» **TO BE DONE**
Filter the entries below, keeping every line that has the word "title".

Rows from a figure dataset
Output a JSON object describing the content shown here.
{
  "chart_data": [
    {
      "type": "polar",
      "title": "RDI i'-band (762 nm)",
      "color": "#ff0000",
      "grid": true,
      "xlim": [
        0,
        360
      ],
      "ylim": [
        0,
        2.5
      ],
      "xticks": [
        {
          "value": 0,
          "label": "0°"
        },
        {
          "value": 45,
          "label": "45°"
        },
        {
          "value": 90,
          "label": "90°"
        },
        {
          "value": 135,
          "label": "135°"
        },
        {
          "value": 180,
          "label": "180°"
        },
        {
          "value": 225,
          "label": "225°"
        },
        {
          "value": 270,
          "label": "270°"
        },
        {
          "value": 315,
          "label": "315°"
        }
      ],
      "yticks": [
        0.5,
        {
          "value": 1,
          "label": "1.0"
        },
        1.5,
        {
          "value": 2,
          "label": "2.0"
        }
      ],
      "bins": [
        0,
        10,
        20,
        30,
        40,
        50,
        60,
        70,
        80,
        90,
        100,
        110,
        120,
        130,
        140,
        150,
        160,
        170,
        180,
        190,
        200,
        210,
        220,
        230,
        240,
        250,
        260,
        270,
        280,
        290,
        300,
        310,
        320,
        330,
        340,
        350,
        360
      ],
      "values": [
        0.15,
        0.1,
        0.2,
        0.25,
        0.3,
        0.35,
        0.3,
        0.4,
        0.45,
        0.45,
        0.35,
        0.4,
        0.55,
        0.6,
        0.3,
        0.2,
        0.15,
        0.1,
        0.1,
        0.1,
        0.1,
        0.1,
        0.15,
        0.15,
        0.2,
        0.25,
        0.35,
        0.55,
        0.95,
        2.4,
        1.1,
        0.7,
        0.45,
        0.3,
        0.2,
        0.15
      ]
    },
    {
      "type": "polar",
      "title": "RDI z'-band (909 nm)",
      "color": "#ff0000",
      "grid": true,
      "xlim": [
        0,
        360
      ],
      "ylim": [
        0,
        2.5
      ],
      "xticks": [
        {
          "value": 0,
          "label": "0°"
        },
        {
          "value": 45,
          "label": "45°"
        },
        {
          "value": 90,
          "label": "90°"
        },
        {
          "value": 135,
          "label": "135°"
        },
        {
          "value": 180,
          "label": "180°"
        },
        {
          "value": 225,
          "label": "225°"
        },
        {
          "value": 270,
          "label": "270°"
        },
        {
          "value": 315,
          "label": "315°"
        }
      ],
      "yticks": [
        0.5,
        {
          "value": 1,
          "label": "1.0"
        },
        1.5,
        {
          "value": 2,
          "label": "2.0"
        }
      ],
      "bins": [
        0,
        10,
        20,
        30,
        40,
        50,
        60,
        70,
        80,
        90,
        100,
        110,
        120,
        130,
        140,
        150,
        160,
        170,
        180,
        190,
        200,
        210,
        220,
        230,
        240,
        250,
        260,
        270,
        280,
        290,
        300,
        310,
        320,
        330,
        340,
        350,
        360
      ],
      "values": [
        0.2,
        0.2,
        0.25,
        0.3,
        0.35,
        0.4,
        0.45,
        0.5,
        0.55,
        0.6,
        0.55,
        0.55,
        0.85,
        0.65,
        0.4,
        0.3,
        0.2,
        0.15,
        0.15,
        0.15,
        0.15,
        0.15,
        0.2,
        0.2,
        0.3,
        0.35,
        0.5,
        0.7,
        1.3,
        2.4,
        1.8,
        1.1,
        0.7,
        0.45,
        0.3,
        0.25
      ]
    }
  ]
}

» **TASK OUTPUT**
      "title": "RDI i'-band (762 nm)",
      "title": "RDI z'-band (909 nm)",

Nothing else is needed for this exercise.